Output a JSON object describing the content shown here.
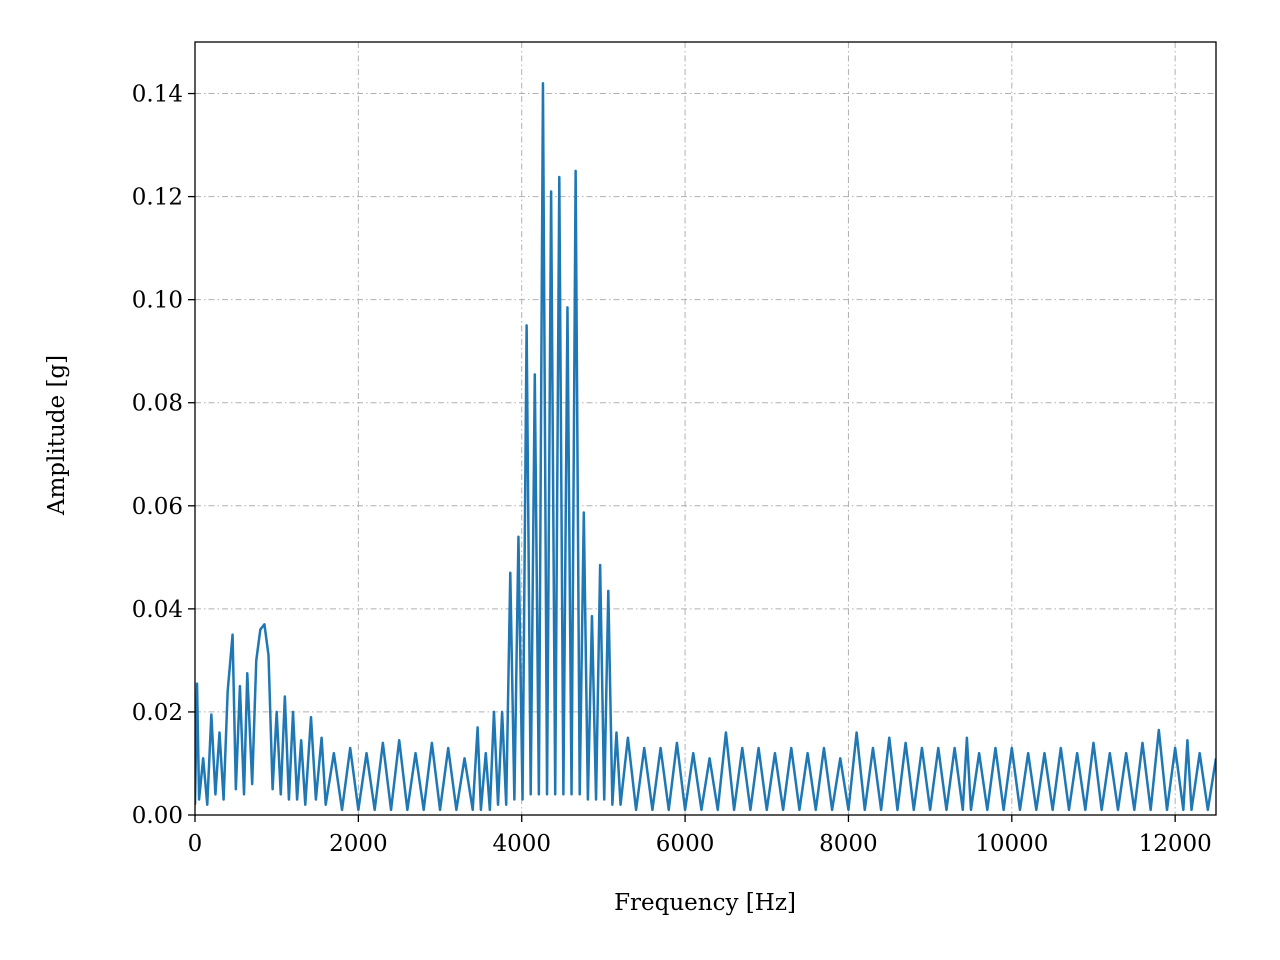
{
  "chart_data": {
    "type": "line",
    "x_label": "Frequency [Hz]",
    "y_label": "Amplitude [g]",
    "xlim": [
      0,
      12500
    ],
    "ylim": [
      0,
      0.15
    ],
    "xticks": [
      0,
      2000,
      4000,
      6000,
      8000,
      10000,
      12000
    ],
    "yticks": [
      {
        "value": 0,
        "label": "0.00"
      },
      {
        "value": 0.02,
        "label": "0.02"
      },
      {
        "value": 0.04,
        "label": "0.04"
      },
      {
        "value": 0.06,
        "label": "0.06"
      },
      {
        "value": 0.08,
        "label": "0.08"
      },
      {
        "value": 0.1,
        "label": "0.10"
      },
      {
        "value": 0.12,
        "label": "0.12"
      },
      {
        "value": 0.14,
        "label": "0.14"
      }
    ],
    "grid": true,
    "series": [
      {
        "color": "#1f77b4",
        "x": [
          0,
          25,
          50,
          100,
          150,
          200,
          250,
          300,
          350,
          400,
          460,
          500,
          550,
          600,
          640,
          700,
          750,
          800,
          850,
          900,
          950,
          1000,
          1050,
          1100,
          1150,
          1200,
          1250,
          1300,
          1350,
          1420,
          1480,
          1550,
          1600,
          1700,
          1800,
          1900,
          2000,
          2100,
          2200,
          2300,
          2400,
          2500,
          2600,
          2700,
          2800,
          2900,
          3000,
          3100,
          3200,
          3300,
          3400,
          3460,
          3500,
          3560,
          3610,
          3660,
          3710,
          3760,
          3810,
          3860,
          3910,
          3960,
          4010,
          4060,
          4110,
          4160,
          4210,
          4260,
          4310,
          4360,
          4410,
          4460,
          4510,
          4560,
          4610,
          4660,
          4710,
          4760,
          4810,
          4860,
          4910,
          4960,
          5010,
          5060,
          5110,
          5160,
          5210,
          5300,
          5400,
          5500,
          5600,
          5700,
          5800,
          5900,
          6000,
          6100,
          6200,
          6300,
          6400,
          6500,
          6600,
          6700,
          6800,
          6900,
          7000,
          7100,
          7200,
          7300,
          7400,
          7500,
          7600,
          7700,
          7800,
          7900,
          8000,
          8100,
          8200,
          8300,
          8400,
          8500,
          8600,
          8700,
          8800,
          8900,
          9000,
          9100,
          9200,
          9300,
          9400,
          9450,
          9500,
          9600,
          9700,
          9800,
          9900,
          10000,
          10100,
          10200,
          10300,
          10400,
          10500,
          10600,
          10700,
          10800,
          10900,
          11000,
          11100,
          11200,
          11300,
          11400,
          11500,
          11600,
          11700,
          11800,
          11900,
          12000,
          12100,
          12150,
          12200,
          12300,
          12400,
          12500
        ],
        "values": [
          0.002,
          0.0255,
          0.003,
          0.011,
          0.002,
          0.0195,
          0.004,
          0.016,
          0.003,
          0.024,
          0.035,
          0.005,
          0.025,
          0.004,
          0.0275,
          0.006,
          0.03,
          0.036,
          0.037,
          0.031,
          0.005,
          0.02,
          0.004,
          0.023,
          0.003,
          0.02,
          0.003,
          0.0145,
          0.002,
          0.019,
          0.003,
          0.015,
          0.002,
          0.012,
          0.001,
          0.013,
          0.001,
          0.012,
          0.001,
          0.014,
          0.001,
          0.0145,
          0.001,
          0.012,
          0.001,
          0.014,
          0.001,
          0.013,
          0.001,
          0.011,
          0.001,
          0.017,
          0.001,
          0.012,
          0.001,
          0.02,
          0.002,
          0.02,
          0.002,
          0.047,
          0.003,
          0.054,
          0.003,
          0.095,
          0.004,
          0.0855,
          0.004,
          0.142,
          0.004,
          0.121,
          0.004,
          0.1238,
          0.004,
          0.0985,
          0.004,
          0.125,
          0.004,
          0.0587,
          0.003,
          0.0386,
          0.003,
          0.0485,
          0.003,
          0.0435,
          0.002,
          0.016,
          0.002,
          0.015,
          0.001,
          0.013,
          0.001,
          0.013,
          0.001,
          0.014,
          0.001,
          0.012,
          0.001,
          0.011,
          0.001,
          0.016,
          0.001,
          0.013,
          0.001,
          0.013,
          0.001,
          0.012,
          0.001,
          0.013,
          0.001,
          0.012,
          0.001,
          0.013,
          0.001,
          0.011,
          0.001,
          0.016,
          0.001,
          0.013,
          0.001,
          0.015,
          0.001,
          0.014,
          0.001,
          0.013,
          0.001,
          0.013,
          0.001,
          0.013,
          0.001,
          0.015,
          0.001,
          0.012,
          0.001,
          0.013,
          0.001,
          0.013,
          0.001,
          0.012,
          0.001,
          0.012,
          0.001,
          0.013,
          0.001,
          0.012,
          0.001,
          0.014,
          0.001,
          0.012,
          0.001,
          0.012,
          0.001,
          0.014,
          0.001,
          0.0165,
          0.001,
          0.013,
          0.001,
          0.0145,
          0.001,
          0.012,
          0.001,
          0.011
        ]
      }
    ]
  }
}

*TASK DETAILS*
Copy every line above word for word and exclude the pictures.

*REPLY TO THE TASK*
Output a JSON object describing the content shown here.
{
  "chart_data": {
    "type": "line",
    "x_label": "Frequency [Hz]",
    "y_label": "Amplitude [g]",
    "xlim": [
      0,
      12500
    ],
    "ylim": [
      0,
      0.15
    ],
    "xticks": [
      0,
      2000,
      4000,
      6000,
      8000,
      10000,
      12000
    ],
    "yticks": [
      {
        "value": 0,
        "label": "0.00"
      },
      {
        "value": 0.02,
        "label": "0.02"
      },
      {
        "value": 0.04,
        "label": "0.04"
      },
      {
        "value": 0.06,
        "label": "0.06"
      },
      {
        "value": 0.08,
        "label": "0.08"
      },
      {
        "value": 0.1,
        "label": "0.10"
      },
      {
        "value": 0.12,
        "label": "0.12"
      },
      {
        "value": 0.14,
        "label": "0.14"
      }
    ],
    "grid": true,
    "series": [
      {
        "color": "#1f77b4",
        "x": [
          0,
          25,
          50,
          100,
          150,
          200,
          250,
          300,
          350,
          400,
          460,
          500,
          550,
          600,
          640,
          700,
          750,
          800,
          850,
          900,
          950,
          1000,
          1050,
          1100,
          1150,
          1200,
          1250,
          1300,
          1350,
          1420,
          1480,
          1550,
          1600,
          1700,
          1800,
          1900,
          2000,
          2100,
          2200,
          2300,
          2400,
          2500,
          2600,
          2700,
          2800,
          2900,
          3000,
          3100,
          3200,
          3300,
          3400,
          3460,
          3500,
          3560,
          3610,
          3660,
          3710,
          3760,
          3810,
          3860,
          3910,
          3960,
          4010,
          4060,
          4110,
          4160,
          4210,
          4260,
          4310,
          4360,
          4410,
          4460,
          4510,
          4560,
          4610,
          4660,
          4710,
          4760,
          4810,
          4860,
          4910,
          4960,
          5010,
          5060,
          5110,
          5160,
          5210,
          5300,
          5400,
          5500,
          5600,
          5700,
          5800,
          5900,
          6000,
          6100,
          6200,
          6300,
          6400,
          6500,
          6600,
          6700,
          6800,
          6900,
          7000,
          7100,
          7200,
          7300,
          7400,
          7500,
          7600,
          7700,
          7800,
          7900,
          8000,
          8100,
          8200,
          8300,
          8400,
          8500,
          8600,
          8700,
          8800,
          8900,
          9000,
          9100,
          9200,
          9300,
          9400,
          9450,
          9500,
          9600,
          9700,
          9800,
          9900,
          10000,
          10100,
          10200,
          10300,
          10400,
          10500,
          10600,
          10700,
          10800,
          10900,
          11000,
          11100,
          11200,
          11300,
          11400,
          11500,
          11600,
          11700,
          11800,
          11900,
          12000,
          12100,
          12150,
          12200,
          12300,
          12400,
          12500
        ],
        "values": [
          0.002,
          0.0255,
          0.003,
          0.011,
          0.002,
          0.0195,
          0.004,
          0.016,
          0.003,
          0.024,
          0.035,
          0.005,
          0.025,
          0.004,
          0.0275,
          0.006,
          0.03,
          0.036,
          0.037,
          0.031,
          0.005,
          0.02,
          0.004,
          0.023,
          0.003,
          0.02,
          0.003,
          0.0145,
          0.002,
          0.019,
          0.003,
          0.015,
          0.002,
          0.012,
          0.001,
          0.013,
          0.001,
          0.012,
          0.001,
          0.014,
          0.001,
          0.0145,
          0.001,
          0.012,
          0.001,
          0.014,
          0.001,
          0.013,
          0.001,
          0.011,
          0.001,
          0.017,
          0.001,
          0.012,
          0.001,
          0.02,
          0.002,
          0.02,
          0.002,
          0.047,
          0.003,
          0.054,
          0.003,
          0.095,
          0.004,
          0.0855,
          0.004,
          0.142,
          0.004,
          0.121,
          0.004,
          0.1238,
          0.004,
          0.0985,
          0.004,
          0.125,
          0.004,
          0.0587,
          0.003,
          0.0386,
          0.003,
          0.0485,
          0.003,
          0.0435,
          0.002,
          0.016,
          0.002,
          0.015,
          0.001,
          0.013,
          0.001,
          0.013,
          0.001,
          0.014,
          0.001,
          0.012,
          0.001,
          0.011,
          0.001,
          0.016,
          0.001,
          0.013,
          0.001,
          0.013,
          0.001,
          0.012,
          0.001,
          0.013,
          0.001,
          0.012,
          0.001,
          0.013,
          0.001,
          0.011,
          0.001,
          0.016,
          0.001,
          0.013,
          0.001,
          0.015,
          0.001,
          0.014,
          0.001,
          0.013,
          0.001,
          0.013,
          0.001,
          0.013,
          0.001,
          0.015,
          0.001,
          0.012,
          0.001,
          0.013,
          0.001,
          0.013,
          0.001,
          0.012,
          0.001,
          0.012,
          0.001,
          0.013,
          0.001,
          0.012,
          0.001,
          0.014,
          0.001,
          0.012,
          0.001,
          0.012,
          0.001,
          0.014,
          0.001,
          0.0165,
          0.001,
          0.013,
          0.001,
          0.0145,
          0.001,
          0.012,
          0.001,
          0.011
        ]
      }
    ]
  }
}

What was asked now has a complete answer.